◆ **The problem**: Quote all entries in full, exactly.

Data listing
[start]

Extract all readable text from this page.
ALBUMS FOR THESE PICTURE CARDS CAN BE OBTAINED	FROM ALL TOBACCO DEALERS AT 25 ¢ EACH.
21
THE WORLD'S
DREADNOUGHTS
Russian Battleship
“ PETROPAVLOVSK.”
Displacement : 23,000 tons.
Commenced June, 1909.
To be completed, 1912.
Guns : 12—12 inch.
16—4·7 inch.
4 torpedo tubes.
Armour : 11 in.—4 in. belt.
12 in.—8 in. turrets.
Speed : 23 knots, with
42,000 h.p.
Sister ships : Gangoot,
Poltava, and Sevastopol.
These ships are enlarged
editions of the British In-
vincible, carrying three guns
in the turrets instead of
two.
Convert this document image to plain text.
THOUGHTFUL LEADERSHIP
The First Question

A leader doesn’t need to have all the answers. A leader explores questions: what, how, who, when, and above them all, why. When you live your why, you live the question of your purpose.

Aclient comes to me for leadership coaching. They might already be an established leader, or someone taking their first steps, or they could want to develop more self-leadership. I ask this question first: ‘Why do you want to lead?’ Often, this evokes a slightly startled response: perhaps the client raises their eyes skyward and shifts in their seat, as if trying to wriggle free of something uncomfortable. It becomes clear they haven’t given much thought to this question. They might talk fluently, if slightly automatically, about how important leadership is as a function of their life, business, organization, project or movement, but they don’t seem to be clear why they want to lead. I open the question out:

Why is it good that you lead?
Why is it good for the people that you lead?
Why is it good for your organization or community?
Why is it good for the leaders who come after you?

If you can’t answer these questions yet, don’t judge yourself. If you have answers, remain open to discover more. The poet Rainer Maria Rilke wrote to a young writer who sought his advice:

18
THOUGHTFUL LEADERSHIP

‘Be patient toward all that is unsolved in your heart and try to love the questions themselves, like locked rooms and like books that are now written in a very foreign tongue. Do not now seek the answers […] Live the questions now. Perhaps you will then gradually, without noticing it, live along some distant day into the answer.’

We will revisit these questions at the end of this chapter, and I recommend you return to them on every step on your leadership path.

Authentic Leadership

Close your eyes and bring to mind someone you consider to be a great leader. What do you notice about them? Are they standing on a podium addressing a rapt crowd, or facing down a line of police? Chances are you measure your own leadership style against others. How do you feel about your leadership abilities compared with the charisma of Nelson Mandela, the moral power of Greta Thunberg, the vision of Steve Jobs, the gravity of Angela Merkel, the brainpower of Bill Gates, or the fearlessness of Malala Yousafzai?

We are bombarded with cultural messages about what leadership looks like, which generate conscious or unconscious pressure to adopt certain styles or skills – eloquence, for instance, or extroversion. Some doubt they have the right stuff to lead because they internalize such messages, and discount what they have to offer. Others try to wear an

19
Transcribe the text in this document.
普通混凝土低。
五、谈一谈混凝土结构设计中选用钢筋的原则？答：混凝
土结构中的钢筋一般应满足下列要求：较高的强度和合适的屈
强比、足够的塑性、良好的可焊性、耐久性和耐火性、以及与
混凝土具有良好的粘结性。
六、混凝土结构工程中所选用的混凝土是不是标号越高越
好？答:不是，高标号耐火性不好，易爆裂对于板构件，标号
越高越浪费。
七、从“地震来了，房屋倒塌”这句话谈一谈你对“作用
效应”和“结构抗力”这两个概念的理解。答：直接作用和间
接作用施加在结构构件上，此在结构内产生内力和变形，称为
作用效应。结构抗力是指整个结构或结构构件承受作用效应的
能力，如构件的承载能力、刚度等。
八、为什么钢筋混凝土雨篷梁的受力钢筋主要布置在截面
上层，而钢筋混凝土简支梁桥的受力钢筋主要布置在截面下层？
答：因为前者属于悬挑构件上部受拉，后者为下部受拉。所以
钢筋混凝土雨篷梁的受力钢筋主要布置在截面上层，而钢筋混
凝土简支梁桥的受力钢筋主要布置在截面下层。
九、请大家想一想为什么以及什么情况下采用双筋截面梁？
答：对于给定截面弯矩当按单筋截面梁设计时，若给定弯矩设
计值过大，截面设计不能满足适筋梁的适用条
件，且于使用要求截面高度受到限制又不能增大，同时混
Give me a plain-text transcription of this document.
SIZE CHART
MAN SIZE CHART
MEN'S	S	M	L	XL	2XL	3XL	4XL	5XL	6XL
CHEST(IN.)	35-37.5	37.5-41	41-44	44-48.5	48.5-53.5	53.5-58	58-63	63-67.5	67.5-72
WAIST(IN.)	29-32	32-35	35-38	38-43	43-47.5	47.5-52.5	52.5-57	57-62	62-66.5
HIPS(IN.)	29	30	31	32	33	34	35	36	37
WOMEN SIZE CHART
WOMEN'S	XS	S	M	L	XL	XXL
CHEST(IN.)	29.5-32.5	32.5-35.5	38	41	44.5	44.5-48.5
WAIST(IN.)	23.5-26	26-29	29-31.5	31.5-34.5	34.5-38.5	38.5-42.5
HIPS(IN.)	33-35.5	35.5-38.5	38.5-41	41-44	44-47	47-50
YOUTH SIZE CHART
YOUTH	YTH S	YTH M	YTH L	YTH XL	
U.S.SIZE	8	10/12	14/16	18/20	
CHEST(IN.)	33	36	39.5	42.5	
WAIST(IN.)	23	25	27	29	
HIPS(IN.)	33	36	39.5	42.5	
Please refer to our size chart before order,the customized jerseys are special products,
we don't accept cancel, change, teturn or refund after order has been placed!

[end]

◆ **Exercise response**:
Extract all readable text from this page.
ALBUMS FOR THESE PICTURE CARDS CAN BE OBTAINED	FROM ALL TOBACCO DEALERS AT 25 ¢ EACH.
21
THE WORLD'S
DREADNOUGHTS
Russian Battleship
“ PETROPAVLOVSK.”
Displacement : 23,000 tons.
Commenced June, 1909.
To be completed, 1912.
Guns : 12—12 inch.
16—4·7 inch.
4 torpedo tubes.
Armour : 11 in.—4 in. belt.
12 in.—8 in. turrets.
Speed : 23 knots, with
42,000 h.p.
Sister ships : Gangoot,
Poltava, and Sevastopol.
These ships are enlarged
editions of the British In-
vincible, carrying three guns
in the turrets instead of
two.
Convert this document image to plain text.
THOUGHTFUL LEADERSHIP
The First Question

A leader doesn’t need to have all the answers. A leader explores questions: what, how, who, when, and above them all, why. When you live your why, you live the question of your purpose.

Aclient comes to me for leadership coaching. They might already be an established leader, or someone taking their first steps, or they could want to develop more self-leadership. I ask this question first: ‘Why do you want to lead?’ Often, this evokes a slightly startled response: perhaps the client raises their eyes skyward and shifts in their seat, as if trying to wriggle free of something uncomfortable. It becomes clear they haven’t given much thought to this question. They might talk fluently, if slightly automatically, about how important leadership is as a function of their life, business, organization, project or movement, but they don’t seem to be clear why they want to lead. I open the question out:

Why is it good that you lead?
Why is it good for the people that you lead?
Why is it good for your organization or community?
Why is it good for the leaders who come after you?

If you can’t answer these questions yet, don’t judge yourself. If you have answers, remain open to discover more. The poet Rainer Maria Rilke wrote to a young writer who sought his advice:

18
THOUGHTFUL LEADERSHIP

‘Be patient toward all that is unsolved in your heart and try to love the questions themselves, like locked rooms and like books that are now written in a very foreign tongue. Do not now seek the answers […] Live the questions now. Perhaps you will then gradually, without noticing it, live along some distant day into the answer.’

We will revisit these questions at the end of this chapter, and I recommend you return to them on every step on your leadership path.

Authentic Leadership

Close your eyes and bring to mind someone you consider to be a great leader. What do you notice about them? Are they standing on a podium addressing a rapt crowd, or facing down a line of police? Chances are you measure your own leadership style against others. How do you feel about your leadership abilities compared with the charisma of Nelson Mandela, the moral power of Greta Thunberg, the vision of Steve Jobs, the gravity of Angela Merkel, the brainpower of Bill Gates, or the fearlessness of Malala Yousafzai?

We are bombarded with cultural messages about what leadership looks like, which generate conscious or unconscious pressure to adopt certain styles or skills – eloquence, for instance, or extroversion. Some doubt they have the right stuff to lead because they internalize such messages, and discount what they have to offer. Others try to wear an

19
Transcribe the text in this document.
普通混凝土低。
五、谈一谈混凝土结构设计中选用钢筋的原则？答：混凝
土结构中的钢筋一般应满足下列要求：较高的强度和合适的屈
强比、足够的塑性、良好的可焊性、耐久性和耐火性、以及与
混凝土具有良好的粘结性。
六、混凝土结构工程中所选用的混凝土是不是标号越高越
好？答:不是，高标号耐火性不好，易爆裂对于板构件，标号
越高越浪费。
七、从“地震来了，房屋倒塌”这句话谈一谈你对“作用
效应”和“结构抗力”这两个概念的理解。答：直接作用和间
接作用施加在结构构件上，此在结构内产生内力和变形，称为
作用效应。结构抗力是指整个结构或结构构件承受作用效应的
能力，如构件的承载能力、刚度等。
八、为什么钢筋混凝土雨篷梁的受力钢筋主要布置在截面
上层，而钢筋混凝土简支梁桥的受力钢筋主要布置在截面下层？
答：因为前者属于悬挑构件上部受拉，后者为下部受拉。所以
钢筋混凝土雨篷梁的受力钢筋主要布置在截面上层，而钢筋混
凝土简支梁桥的受力钢筋主要布置在截面下层。
九、请大家想一想为什么以及什么情况下采用双筋截面梁？
答：对于给定截面弯矩当按单筋截面梁设计时，若给定弯矩设
计值过大，截面设计不能满足适筋梁的适用条
件，且于使用要求截面高度受到限制又不能增大，同时混
Give me a plain-text transcription of this document.
SIZE CHART
MAN SIZE CHART
MEN'S	S	M	L	XL	2XL	3XL	4XL	5XL	6XL
CHEST(IN.)	35-37.5	37.5-41	41-44	44-48.5	48.5-53.5	53.5-58	58-63	63-67.5	67.5-72
WAIST(IN.)	29-32	32-35	35-38	38-43	43-47.5	47.5-52.5	52.5-57	57-62	62-66.5
HIPS(IN.)	29	30	31	32	33	34	35	36	37
WOMEN SIZE CHART
WOMEN'S	XS	S	M	L	XL	XXL
CHEST(IN.)	29.5-32.5	32.5-35.5	38	41	44.5	44.5-48.5
WAIST(IN.)	23.5-26	26-29	29-31.5	31.5-34.5	34.5-38.5	38.5-42.5
HIPS(IN.)	33-35.5	35.5-38.5	38.5-41	41-44	44-47	47-50
YOUTH SIZE CHART
YOUTH	YTH S	YTH M	YTH L	YTH XL	
U.S.SIZE	8	10/12	14/16	18/20	
CHEST(IN.)	33	36	39.5	42.5	
WAIST(IN.)	23	25	27	29	
HIPS(IN.)	33	36	39.5	42.5	
Please refer to our size chart before order,the customized jerseys are special products,
we don't accept cancel, change, teturn or refund after order has been placed!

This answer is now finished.